TASK GOAL >> Report every line from the material that contains the word "recursos".

▼

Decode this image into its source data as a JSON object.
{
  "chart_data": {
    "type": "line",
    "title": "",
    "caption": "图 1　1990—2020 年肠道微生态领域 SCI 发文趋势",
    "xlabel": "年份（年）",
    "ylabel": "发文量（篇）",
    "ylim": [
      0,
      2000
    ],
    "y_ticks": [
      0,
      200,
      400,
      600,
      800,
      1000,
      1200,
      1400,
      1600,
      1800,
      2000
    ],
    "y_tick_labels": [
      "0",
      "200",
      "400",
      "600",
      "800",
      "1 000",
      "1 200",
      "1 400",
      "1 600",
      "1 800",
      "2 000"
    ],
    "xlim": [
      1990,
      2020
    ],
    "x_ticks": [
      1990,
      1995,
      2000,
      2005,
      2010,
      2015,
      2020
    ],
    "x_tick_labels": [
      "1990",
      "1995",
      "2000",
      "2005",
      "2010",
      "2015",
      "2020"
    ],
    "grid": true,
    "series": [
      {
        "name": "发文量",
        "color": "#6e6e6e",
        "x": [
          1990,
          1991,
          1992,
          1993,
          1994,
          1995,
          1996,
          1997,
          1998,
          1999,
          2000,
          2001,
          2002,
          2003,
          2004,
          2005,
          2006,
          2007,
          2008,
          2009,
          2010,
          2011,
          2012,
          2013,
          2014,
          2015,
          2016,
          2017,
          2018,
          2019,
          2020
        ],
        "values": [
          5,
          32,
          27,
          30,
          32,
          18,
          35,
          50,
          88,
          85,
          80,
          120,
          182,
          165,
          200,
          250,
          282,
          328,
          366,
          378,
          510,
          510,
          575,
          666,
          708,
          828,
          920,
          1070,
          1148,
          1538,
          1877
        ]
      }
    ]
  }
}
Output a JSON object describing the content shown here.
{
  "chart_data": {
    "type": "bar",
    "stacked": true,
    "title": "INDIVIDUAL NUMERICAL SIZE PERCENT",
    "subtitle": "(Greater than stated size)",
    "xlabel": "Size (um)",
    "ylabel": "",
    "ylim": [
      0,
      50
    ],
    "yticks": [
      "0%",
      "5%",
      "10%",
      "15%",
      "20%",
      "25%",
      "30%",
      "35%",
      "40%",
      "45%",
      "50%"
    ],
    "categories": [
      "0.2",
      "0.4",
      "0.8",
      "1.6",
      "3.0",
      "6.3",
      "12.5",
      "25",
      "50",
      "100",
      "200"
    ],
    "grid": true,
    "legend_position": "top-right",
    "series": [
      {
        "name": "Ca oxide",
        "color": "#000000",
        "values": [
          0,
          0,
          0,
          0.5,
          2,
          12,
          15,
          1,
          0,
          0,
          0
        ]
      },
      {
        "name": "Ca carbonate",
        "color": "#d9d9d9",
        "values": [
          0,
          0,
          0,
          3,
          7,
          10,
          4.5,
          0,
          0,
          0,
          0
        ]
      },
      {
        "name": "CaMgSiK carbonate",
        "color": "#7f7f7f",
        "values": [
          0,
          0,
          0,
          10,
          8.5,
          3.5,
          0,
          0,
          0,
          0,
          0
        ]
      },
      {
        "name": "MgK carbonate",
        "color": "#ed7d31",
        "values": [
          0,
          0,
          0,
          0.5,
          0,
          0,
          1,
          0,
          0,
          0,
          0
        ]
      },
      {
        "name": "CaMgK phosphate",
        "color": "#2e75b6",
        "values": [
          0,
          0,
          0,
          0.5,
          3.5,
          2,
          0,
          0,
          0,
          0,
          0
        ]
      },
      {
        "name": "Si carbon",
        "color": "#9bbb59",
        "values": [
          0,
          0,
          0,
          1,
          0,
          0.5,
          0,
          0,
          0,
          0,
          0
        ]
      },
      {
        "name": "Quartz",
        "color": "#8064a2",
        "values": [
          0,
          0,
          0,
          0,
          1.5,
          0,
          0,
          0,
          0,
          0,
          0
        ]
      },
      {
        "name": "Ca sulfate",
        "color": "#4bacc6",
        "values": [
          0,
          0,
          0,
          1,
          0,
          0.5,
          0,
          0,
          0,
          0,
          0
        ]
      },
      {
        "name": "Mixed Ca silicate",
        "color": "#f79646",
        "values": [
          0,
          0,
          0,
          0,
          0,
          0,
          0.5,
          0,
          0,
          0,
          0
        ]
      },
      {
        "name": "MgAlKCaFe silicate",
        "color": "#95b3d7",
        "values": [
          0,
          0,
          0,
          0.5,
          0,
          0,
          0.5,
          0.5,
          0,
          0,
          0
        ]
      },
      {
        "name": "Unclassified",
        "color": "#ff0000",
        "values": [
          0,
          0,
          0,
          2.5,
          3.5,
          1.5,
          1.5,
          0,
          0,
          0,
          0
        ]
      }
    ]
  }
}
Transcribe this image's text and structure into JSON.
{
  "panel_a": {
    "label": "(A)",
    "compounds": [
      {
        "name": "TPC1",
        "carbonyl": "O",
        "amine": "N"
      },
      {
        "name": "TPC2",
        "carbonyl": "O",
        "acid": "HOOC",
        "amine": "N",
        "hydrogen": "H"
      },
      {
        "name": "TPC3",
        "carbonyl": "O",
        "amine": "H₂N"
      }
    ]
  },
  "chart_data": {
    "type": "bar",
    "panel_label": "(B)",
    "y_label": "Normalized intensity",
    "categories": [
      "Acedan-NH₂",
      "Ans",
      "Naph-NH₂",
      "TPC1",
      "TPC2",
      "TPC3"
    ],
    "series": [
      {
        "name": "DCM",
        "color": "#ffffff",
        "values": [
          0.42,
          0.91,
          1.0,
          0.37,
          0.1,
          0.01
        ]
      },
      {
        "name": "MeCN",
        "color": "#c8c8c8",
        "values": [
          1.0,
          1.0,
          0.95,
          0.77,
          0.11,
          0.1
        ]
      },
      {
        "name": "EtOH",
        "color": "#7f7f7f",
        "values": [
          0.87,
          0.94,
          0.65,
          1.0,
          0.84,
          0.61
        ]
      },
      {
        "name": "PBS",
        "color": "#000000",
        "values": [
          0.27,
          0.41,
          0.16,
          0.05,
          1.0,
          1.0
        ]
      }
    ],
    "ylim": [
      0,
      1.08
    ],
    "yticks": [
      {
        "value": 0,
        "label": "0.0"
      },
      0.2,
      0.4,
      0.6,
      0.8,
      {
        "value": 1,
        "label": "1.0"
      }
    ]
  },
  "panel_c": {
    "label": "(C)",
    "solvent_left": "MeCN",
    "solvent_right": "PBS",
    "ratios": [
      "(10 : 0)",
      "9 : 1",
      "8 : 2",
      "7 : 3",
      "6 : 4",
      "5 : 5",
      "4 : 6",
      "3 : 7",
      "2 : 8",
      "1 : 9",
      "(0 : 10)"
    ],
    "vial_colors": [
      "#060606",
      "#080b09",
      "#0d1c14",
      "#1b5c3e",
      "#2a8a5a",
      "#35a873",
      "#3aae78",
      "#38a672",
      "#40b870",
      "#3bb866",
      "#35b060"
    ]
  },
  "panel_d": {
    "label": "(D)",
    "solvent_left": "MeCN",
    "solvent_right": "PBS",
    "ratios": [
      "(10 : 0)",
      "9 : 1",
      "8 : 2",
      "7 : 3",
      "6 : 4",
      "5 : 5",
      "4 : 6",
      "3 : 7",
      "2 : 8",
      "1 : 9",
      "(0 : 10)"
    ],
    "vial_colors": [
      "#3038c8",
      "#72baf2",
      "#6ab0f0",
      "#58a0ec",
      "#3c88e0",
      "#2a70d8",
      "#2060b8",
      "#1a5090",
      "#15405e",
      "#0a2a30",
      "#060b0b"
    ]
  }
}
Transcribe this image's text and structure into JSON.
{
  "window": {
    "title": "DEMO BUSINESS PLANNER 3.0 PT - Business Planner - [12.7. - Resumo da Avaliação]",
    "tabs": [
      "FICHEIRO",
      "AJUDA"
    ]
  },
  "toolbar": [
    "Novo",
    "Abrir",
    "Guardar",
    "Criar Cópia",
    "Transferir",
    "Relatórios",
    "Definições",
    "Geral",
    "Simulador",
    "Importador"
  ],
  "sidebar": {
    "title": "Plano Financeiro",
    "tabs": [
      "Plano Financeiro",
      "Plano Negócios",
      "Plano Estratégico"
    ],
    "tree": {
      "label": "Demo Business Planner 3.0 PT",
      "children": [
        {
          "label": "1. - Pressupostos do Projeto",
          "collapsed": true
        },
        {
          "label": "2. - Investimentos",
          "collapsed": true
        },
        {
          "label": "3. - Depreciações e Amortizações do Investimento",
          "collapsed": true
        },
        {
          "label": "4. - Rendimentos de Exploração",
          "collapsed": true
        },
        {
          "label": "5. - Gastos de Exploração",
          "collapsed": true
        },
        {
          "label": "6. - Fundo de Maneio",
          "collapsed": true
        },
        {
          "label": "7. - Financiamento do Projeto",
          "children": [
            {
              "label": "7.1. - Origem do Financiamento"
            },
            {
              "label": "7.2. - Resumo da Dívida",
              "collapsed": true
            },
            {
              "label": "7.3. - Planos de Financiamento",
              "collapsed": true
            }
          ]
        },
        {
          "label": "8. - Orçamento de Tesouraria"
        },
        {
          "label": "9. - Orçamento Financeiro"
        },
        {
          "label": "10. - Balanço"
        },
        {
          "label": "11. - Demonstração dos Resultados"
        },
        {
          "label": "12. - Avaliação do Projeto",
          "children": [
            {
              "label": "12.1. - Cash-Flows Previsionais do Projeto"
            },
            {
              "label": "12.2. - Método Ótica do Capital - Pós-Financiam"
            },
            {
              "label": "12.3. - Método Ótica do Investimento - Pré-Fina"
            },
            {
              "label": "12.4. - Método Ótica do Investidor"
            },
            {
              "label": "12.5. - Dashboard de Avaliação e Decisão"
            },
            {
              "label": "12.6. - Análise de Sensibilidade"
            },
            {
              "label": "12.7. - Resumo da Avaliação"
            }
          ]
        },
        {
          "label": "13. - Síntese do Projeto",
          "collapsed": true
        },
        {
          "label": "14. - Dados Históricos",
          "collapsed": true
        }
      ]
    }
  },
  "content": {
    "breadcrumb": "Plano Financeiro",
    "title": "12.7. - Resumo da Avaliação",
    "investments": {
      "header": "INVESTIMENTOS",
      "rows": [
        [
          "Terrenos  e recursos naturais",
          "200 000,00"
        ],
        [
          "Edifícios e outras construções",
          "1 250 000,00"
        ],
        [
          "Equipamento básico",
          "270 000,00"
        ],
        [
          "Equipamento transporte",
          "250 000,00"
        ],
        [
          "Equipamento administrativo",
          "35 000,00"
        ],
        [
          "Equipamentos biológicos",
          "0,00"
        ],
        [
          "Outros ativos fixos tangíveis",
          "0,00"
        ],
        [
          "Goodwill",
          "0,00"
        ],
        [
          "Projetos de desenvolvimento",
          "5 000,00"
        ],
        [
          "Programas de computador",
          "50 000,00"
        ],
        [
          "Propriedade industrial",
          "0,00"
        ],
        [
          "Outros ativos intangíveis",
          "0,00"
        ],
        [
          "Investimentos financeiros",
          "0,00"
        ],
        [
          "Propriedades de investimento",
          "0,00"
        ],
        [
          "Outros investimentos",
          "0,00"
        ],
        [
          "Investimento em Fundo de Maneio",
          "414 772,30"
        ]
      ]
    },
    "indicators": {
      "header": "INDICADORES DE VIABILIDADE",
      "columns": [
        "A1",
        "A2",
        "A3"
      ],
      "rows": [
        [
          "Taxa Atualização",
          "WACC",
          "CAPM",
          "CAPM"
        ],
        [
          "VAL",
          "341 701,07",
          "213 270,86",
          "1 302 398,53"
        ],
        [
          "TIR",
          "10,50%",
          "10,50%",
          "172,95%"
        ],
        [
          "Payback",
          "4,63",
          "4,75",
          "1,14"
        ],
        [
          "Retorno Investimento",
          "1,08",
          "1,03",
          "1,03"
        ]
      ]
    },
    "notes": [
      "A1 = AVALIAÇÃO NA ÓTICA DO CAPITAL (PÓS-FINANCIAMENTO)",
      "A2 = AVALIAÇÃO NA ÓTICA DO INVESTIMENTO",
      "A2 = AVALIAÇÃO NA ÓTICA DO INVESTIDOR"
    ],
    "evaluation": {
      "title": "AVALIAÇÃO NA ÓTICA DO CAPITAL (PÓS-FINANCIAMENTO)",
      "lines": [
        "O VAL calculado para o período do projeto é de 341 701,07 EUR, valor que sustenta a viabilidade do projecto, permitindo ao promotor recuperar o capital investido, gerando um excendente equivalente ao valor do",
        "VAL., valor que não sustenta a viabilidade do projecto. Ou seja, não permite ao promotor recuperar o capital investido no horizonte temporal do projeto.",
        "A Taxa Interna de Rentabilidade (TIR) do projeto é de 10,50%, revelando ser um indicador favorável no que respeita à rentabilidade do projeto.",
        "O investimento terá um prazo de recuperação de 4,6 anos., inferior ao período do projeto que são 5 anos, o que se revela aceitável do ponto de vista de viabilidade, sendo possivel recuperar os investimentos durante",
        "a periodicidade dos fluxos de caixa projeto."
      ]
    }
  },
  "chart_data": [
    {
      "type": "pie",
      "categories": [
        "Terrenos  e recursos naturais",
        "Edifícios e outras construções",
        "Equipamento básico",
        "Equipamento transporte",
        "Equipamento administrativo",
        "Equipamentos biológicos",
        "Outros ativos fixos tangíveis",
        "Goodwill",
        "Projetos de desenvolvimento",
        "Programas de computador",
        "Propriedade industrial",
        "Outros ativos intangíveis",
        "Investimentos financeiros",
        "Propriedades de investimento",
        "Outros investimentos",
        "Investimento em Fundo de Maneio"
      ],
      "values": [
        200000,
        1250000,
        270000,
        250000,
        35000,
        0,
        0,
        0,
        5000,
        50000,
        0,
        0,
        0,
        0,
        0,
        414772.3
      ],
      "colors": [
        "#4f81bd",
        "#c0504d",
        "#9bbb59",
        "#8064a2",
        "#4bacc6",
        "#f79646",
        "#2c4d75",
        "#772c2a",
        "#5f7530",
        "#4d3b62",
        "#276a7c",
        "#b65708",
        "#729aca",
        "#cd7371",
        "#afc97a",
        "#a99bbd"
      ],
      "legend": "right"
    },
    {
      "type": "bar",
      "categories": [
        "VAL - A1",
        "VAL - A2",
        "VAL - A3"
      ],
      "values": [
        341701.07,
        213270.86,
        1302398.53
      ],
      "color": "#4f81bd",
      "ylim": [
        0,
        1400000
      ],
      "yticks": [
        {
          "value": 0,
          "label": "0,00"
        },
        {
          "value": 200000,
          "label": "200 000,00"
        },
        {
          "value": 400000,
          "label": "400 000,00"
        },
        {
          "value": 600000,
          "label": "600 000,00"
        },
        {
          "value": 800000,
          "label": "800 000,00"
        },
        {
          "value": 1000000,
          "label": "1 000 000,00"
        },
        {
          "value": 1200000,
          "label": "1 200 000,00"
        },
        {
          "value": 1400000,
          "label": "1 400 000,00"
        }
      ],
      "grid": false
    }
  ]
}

▲

COMPLETED EXERCISE >>
          "Terrenos  e recursos naturais",
        "Terrenos  e recursos naturais",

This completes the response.